■ Provided information:
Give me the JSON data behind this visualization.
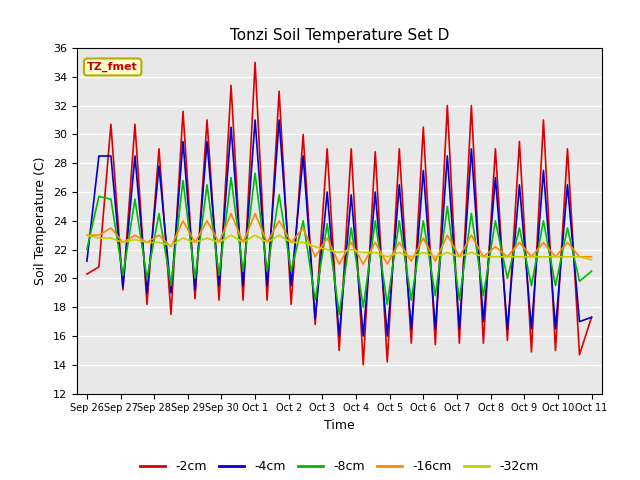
{
  "title": "Tonzi Soil Temperature Set D",
  "xlabel": "Time",
  "ylabel": "Soil Temperature (C)",
  "ylim": [
    12,
    36
  ],
  "yticks": [
    12,
    14,
    16,
    18,
    20,
    22,
    24,
    26,
    28,
    30,
    32,
    34,
    36
  ],
  "annotation": "TZ_fmet",
  "bg_color": "#e8e8e8",
  "fig_bg_color": "#ffffff",
  "legend": [
    "-2cm",
    "-4cm",
    "-8cm",
    "-16cm",
    "-32cm"
  ],
  "line_colors": [
    "#dd0000",
    "#0000cc",
    "#00bb00",
    "#ff8800",
    "#cccc00"
  ],
  "x_labels": [
    "Sep 26",
    "Sep 27",
    "Sep 28",
    "Sep 29",
    "Sep 30",
    "Oct 1",
    "Oct 2",
    "Oct 3",
    "Oct 4",
    "Oct 5",
    "Oct 6",
    "Oct 7",
    "Oct 8",
    "Oct 9",
    "Oct 10",
    "Oct 11"
  ],
  "series": {
    "-2cm": [
      20.3,
      20.8,
      30.7,
      19.2,
      30.7,
      18.2,
      29.0,
      17.5,
      31.6,
      18.6,
      31.0,
      18.5,
      33.4,
      18.5,
      35.0,
      18.5,
      33.0,
      18.2,
      30.0,
      16.8,
      29.0,
      15.0,
      29.0,
      14.0,
      28.8,
      14.2,
      29.0,
      15.5,
      30.5,
      15.4,
      32.0,
      15.5,
      32.0,
      15.5,
      29.0,
      15.7,
      29.5,
      14.9,
      31.0,
      15.0,
      29.0,
      14.7,
      17.3
    ],
    "-4cm": [
      21.2,
      28.5,
      28.5,
      19.4,
      28.5,
      19.0,
      27.8,
      19.0,
      29.5,
      19.2,
      29.5,
      19.5,
      30.5,
      19.5,
      31.0,
      19.5,
      31.0,
      19.5,
      28.5,
      17.2,
      26.0,
      16.0,
      25.8,
      16.0,
      26.0,
      16.0,
      26.5,
      16.5,
      27.5,
      16.5,
      28.5,
      16.5,
      29.0,
      17.0,
      27.0,
      16.5,
      26.5,
      16.5,
      27.5,
      16.5,
      26.5,
      17.0,
      17.3
    ],
    "-8cm": [
      22.0,
      25.7,
      25.5,
      20.2,
      25.5,
      20.0,
      24.5,
      19.5,
      26.8,
      20.0,
      26.5,
      20.2,
      27.0,
      20.5,
      27.3,
      20.5,
      25.8,
      20.5,
      24.0,
      18.5,
      23.8,
      17.5,
      23.5,
      18.0,
      24.0,
      18.2,
      24.0,
      18.5,
      24.0,
      18.8,
      25.0,
      18.5,
      24.5,
      18.8,
      24.0,
      20.0,
      23.5,
      19.5,
      24.0,
      19.5,
      23.5,
      19.8,
      20.5
    ],
    "-16cm": [
      23.0,
      23.0,
      23.5,
      22.5,
      23.0,
      22.5,
      23.0,
      22.2,
      24.0,
      22.5,
      24.0,
      22.5,
      24.5,
      22.5,
      24.5,
      22.5,
      24.0,
      22.5,
      23.5,
      21.5,
      22.8,
      21.0,
      22.5,
      21.0,
      22.5,
      21.0,
      22.5,
      21.2,
      22.8,
      21.2,
      23.0,
      21.5,
      23.0,
      21.5,
      22.2,
      21.5,
      22.5,
      21.5,
      22.5,
      21.5,
      22.5,
      21.5,
      21.5
    ],
    "-32cm": [
      23.0,
      22.8,
      22.8,
      22.5,
      22.7,
      22.5,
      22.5,
      22.3,
      22.8,
      22.5,
      22.8,
      22.5,
      23.0,
      22.5,
      23.0,
      22.5,
      23.0,
      22.5,
      22.5,
      22.2,
      22.0,
      21.8,
      22.0,
      21.8,
      21.8,
      21.5,
      21.8,
      21.5,
      21.8,
      21.5,
      21.8,
      21.5,
      21.8,
      21.5,
      21.5,
      21.5,
      21.5,
      21.5,
      21.5,
      21.5,
      21.5,
      21.5,
      21.3
    ]
  }
}
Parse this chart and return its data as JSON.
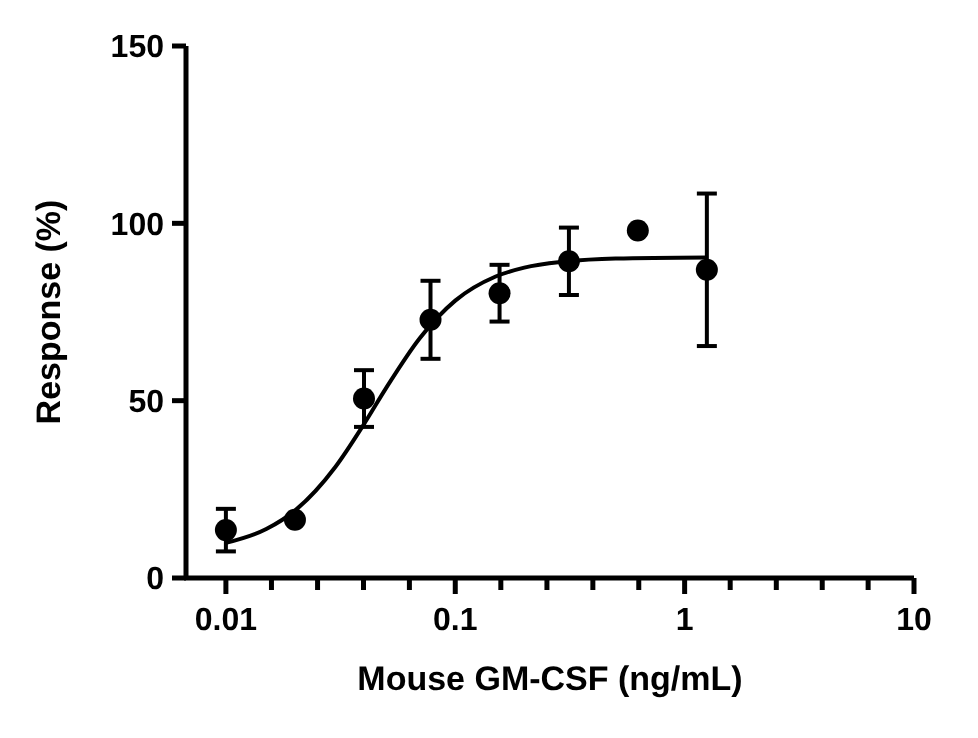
{
  "chart_data": {
    "type": "scatter",
    "xlabel": "Mouse GM-CSF (ng/mL)",
    "ylabel": "Response (%)",
    "log": "x",
    "xlim": [
      0.0067,
      10
    ],
    "ylim": [
      0,
      150
    ],
    "xticks": [
      0.01,
      {
        "value": 0.0158,
        "label": null
      },
      {
        "value": 0.0251,
        "label": null
      },
      {
        "value": 0.0398,
        "label": null
      },
      {
        "value": 0.0631,
        "label": null
      },
      0.1,
      {
        "value": 0.158,
        "label": null
      },
      {
        "value": 0.251,
        "label": null
      },
      {
        "value": 0.398,
        "label": null
      },
      {
        "value": 0.631,
        "label": null
      },
      1,
      {
        "value": 1.58,
        "label": null
      },
      {
        "value": 2.51,
        "label": null
      },
      {
        "value": 3.98,
        "label": null
      },
      {
        "value": 6.31,
        "label": null
      },
      10
    ],
    "yticks": [
      0,
      50,
      100,
      150
    ],
    "grid": false,
    "series": [
      {
        "color": "#000000",
        "marker": "circle",
        "x": [
          0.01,
          0.02,
          0.04,
          0.078,
          0.156,
          0.313,
          0.625,
          1.25
        ],
        "values": [
          13.5,
          16.4,
          50.6,
          72.8,
          80.3,
          89.3,
          98,
          86.9
        ],
        "errors": [
          6,
          null,
          8,
          11,
          8,
          9.5,
          null,
          21.5
        ]
      },
      {
        "type": "line",
        "marker": "none",
        "color": "#000000",
        "x": [
          0.01,
          0.015,
          0.02,
          0.03,
          0.04,
          0.05,
          0.07,
          0.1,
          0.15,
          0.2,
          0.3,
          0.5,
          1.25
        ],
        "values": [
          9.9,
          13.8,
          19,
          31.3,
          43.4,
          53.6,
          67.6,
          78.2,
          85,
          87.5,
          89.2,
          90.1,
          90.4
        ]
      }
    ]
  }
}
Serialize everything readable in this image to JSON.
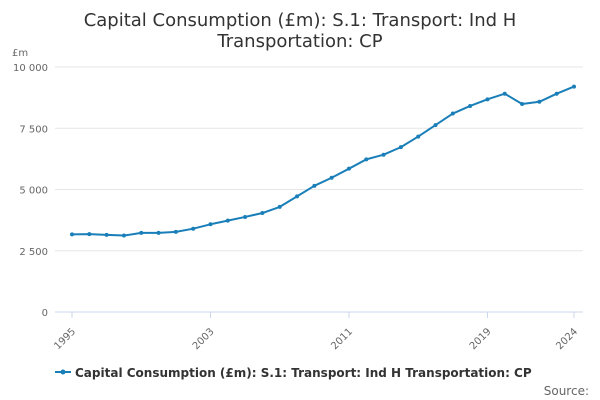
{
  "chart_data": {
    "type": "line",
    "title_lines": [
      "Capital Consumption (£m): S.1: Transport: Ind H",
      "Transportation: CP"
    ],
    "ylabel": "£m",
    "xlabel": "",
    "x": [
      1995,
      1996,
      1997,
      1998,
      1999,
      2000,
      2001,
      2002,
      2003,
      2004,
      2005,
      2006,
      2007,
      2008,
      2009,
      2010,
      2011,
      2012,
      2013,
      2014,
      2015,
      2016,
      2017,
      2018,
      2019,
      2020,
      2021,
      2022,
      2023,
      2024
    ],
    "series": [
      {
        "name": "Capital Consumption (£m): S.1: Transport: Ind H Transportation: CP",
        "values": [
          3170,
          3180,
          3150,
          3120,
          3230,
          3230,
          3270,
          3400,
          3580,
          3730,
          3880,
          4040,
          4290,
          4720,
          5150,
          5480,
          5850,
          6230,
          6420,
          6730,
          7160,
          7630,
          8100,
          8410,
          8680,
          8910,
          8490,
          8580,
          8910,
          9200
        ]
      }
    ],
    "ylim": [
      0,
      10000
    ],
    "yticks": [
      0,
      2500,
      5000,
      7500,
      10000
    ],
    "ytick_labels": [
      "0",
      "2 500",
      "5 000",
      "7 500",
      "10 000"
    ],
    "xtick_labels": [
      "1995",
      "2003",
      "2011",
      "2019",
      "2024"
    ],
    "grid": true,
    "legend_position": "bottom",
    "source_label": "Source:",
    "colors": {
      "series": "#1a7fb8",
      "grid": "#e6e6e6",
      "axis": "#ccd6eb"
    }
  }
}
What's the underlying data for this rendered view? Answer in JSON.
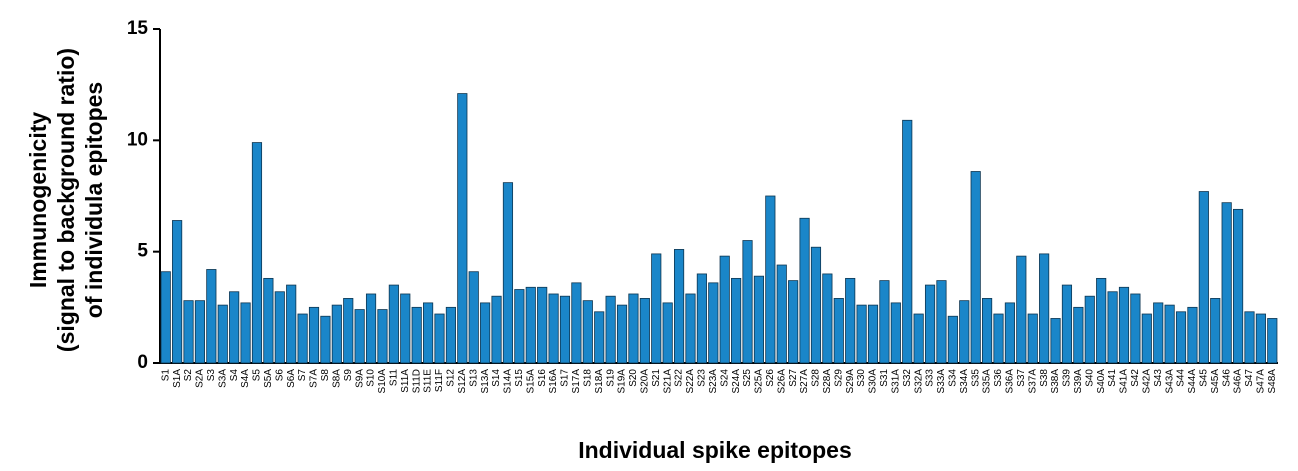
{
  "chart_data": {
    "type": "bar",
    "x_label": "Individual spike epitopes",
    "y_label": [
      "Immunogenicity",
      "(signal to background ratio)",
      "of individula epitopes"
    ],
    "color": "#1a86c9",
    "categories": [
      "S1",
      "S1A",
      "S2",
      "S2A",
      "S3",
      "S3A",
      "S4",
      "S4A",
      "S5",
      "S5A",
      "S6",
      "S6A",
      "S7",
      "S7A",
      "S8",
      "S8A",
      "S9",
      "S9A",
      "S10",
      "S10A",
      "S11",
      "S11A",
      "S11D",
      "S11E",
      "S11F",
      "S12",
      "S12A",
      "S13",
      "S13A",
      "S14",
      "S14A",
      "S15",
      "S15A",
      "S16",
      "S16A",
      "S17",
      "S17A",
      "S18",
      "S18A",
      "S19",
      "S19A",
      "S20",
      "S20A",
      "S21",
      "S21A",
      "S22",
      "S22A",
      "S23",
      "S23A",
      "S24",
      "S24A",
      "S25",
      "S25A",
      "S26",
      "S26A",
      "S27",
      "S27A",
      "S28",
      "S28A",
      "S29",
      "S29A",
      "S30",
      "S30A",
      "S31",
      "S31A",
      "S32",
      "S32A",
      "S33",
      "S33A",
      "S34",
      "S34A",
      "S35",
      "S35A",
      "S36",
      "S36A",
      "S37",
      "S37A",
      "S38",
      "S38A",
      "S39",
      "S39A",
      "S40",
      "S40A",
      "S41",
      "S41A",
      "S42",
      "S42A",
      "S43",
      "S43A",
      "S44",
      "S44A",
      "S45",
      "S45A",
      "S46",
      "S46A",
      "S47",
      "S47A",
      "S48A"
    ],
    "values": [
      4.1,
      6.4,
      2.8,
      2.8,
      4.2,
      2.6,
      3.2,
      2.7,
      9.9,
      3.8,
      3.2,
      3.5,
      2.2,
      2.5,
      2.1,
      2.6,
      2.9,
      2.4,
      3.1,
      2.4,
      3.5,
      3.1,
      2.5,
      2.7,
      2.2,
      2.5,
      12.1,
      4.1,
      2.7,
      3.0,
      8.1,
      3.3,
      3.4,
      3.4,
      3.1,
      3.0,
      3.6,
      2.8,
      2.3,
      3.0,
      2.6,
      3.1,
      2.9,
      4.9,
      2.7,
      5.1,
      3.1,
      4.0,
      3.6,
      4.8,
      3.8,
      5.5,
      3.9,
      7.5,
      4.4,
      3.7,
      6.5,
      5.2,
      4.0,
      2.9,
      3.8,
      2.6,
      2.6,
      3.7,
      2.7,
      10.9,
      2.2,
      3.5,
      3.7,
      2.1,
      2.8,
      8.6,
      2.9,
      2.2,
      2.7,
      4.8,
      2.2,
      4.9,
      2.0,
      3.5,
      2.5,
      3.0,
      3.8,
      3.2,
      3.4,
      3.1,
      2.2,
      2.7,
      2.6,
      2.3,
      2.5,
      7.7,
      2.9,
      7.2,
      6.9,
      2.3,
      2.2,
      2.0
    ],
    "ylim": [
      0,
      15
    ],
    "yticks": [
      0,
      5,
      10,
      15
    ]
  }
}
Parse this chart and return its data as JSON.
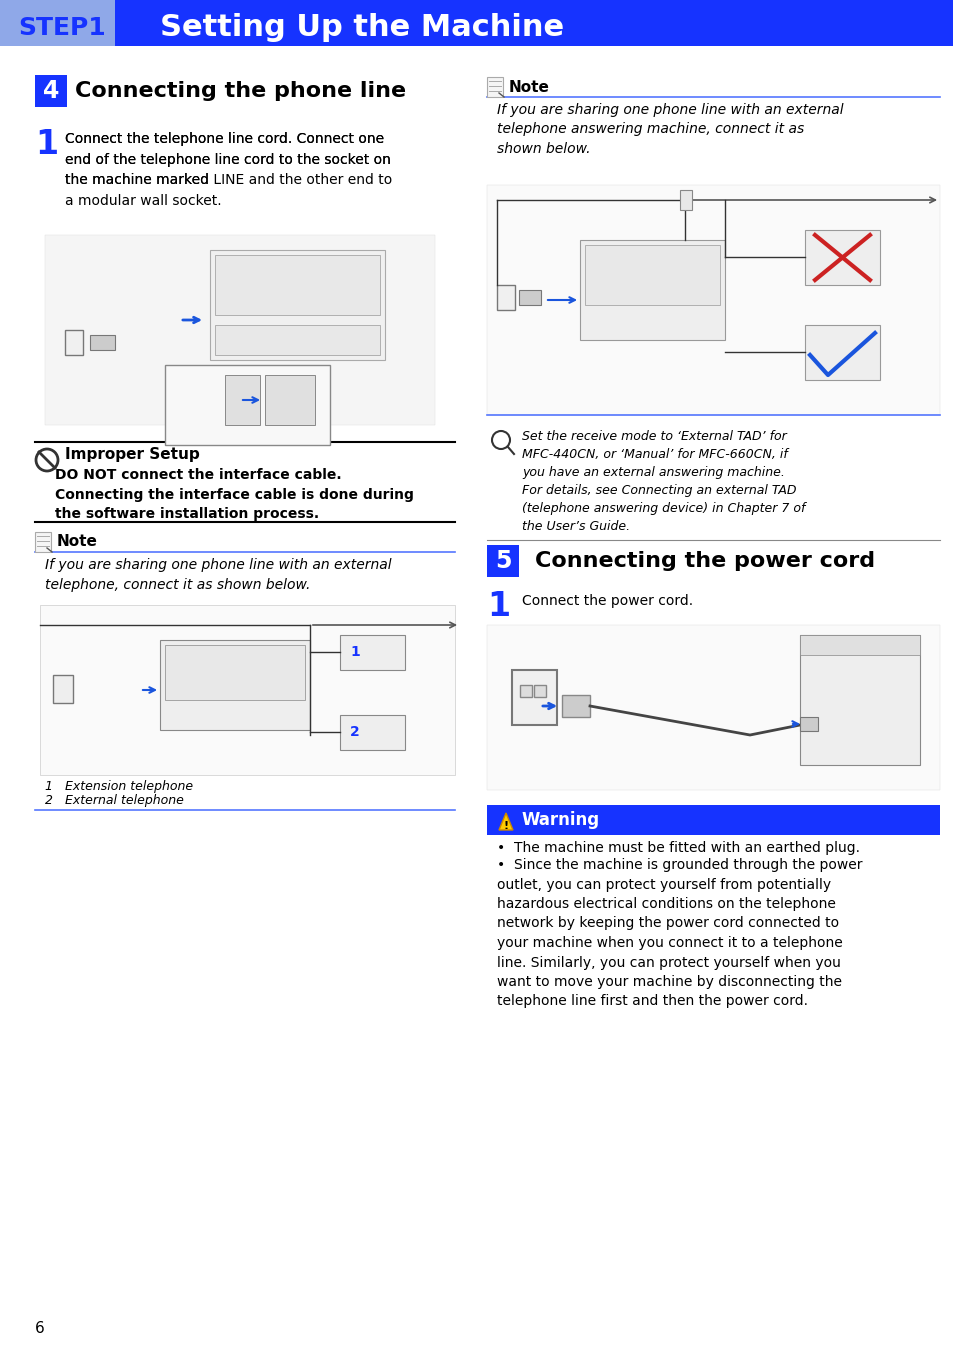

■ Instructions for the task: Your answer should be only a number: how many lines of the data above contain the string "Capital"?

■ Output for this exercise: 2